→ Stored data:
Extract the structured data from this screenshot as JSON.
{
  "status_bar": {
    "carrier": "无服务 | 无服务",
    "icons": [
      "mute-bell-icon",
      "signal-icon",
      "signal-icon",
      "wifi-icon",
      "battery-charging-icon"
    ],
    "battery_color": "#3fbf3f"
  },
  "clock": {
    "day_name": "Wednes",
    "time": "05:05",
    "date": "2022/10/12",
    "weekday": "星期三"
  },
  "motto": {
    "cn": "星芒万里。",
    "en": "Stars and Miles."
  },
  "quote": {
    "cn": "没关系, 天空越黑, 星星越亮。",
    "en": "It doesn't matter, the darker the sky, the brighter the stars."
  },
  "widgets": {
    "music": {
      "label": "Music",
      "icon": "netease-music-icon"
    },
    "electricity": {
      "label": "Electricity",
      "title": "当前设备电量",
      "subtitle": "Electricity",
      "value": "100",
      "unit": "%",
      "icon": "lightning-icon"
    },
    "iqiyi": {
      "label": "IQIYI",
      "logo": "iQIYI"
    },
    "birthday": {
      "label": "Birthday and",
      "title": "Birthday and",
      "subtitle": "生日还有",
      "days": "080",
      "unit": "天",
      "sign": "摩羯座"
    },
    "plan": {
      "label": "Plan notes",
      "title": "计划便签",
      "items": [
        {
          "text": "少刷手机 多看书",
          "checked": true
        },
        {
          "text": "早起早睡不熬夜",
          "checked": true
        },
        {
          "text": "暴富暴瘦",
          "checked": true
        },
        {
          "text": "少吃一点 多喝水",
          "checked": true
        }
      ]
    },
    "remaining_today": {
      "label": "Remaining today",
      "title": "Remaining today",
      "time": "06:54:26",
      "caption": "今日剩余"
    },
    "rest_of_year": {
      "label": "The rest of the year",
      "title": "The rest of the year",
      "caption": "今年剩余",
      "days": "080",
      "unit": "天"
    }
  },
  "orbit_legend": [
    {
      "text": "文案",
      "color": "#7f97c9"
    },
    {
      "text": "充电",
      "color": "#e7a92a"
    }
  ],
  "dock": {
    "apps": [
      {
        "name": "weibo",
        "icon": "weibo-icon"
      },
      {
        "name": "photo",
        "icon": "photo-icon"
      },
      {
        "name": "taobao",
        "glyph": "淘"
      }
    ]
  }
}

→ Problem to solve: Where a line contains "subtitle", copy that line.

→ Worked solution:
      "subtitle": "Electricity",
      "subtitle": "生日还有",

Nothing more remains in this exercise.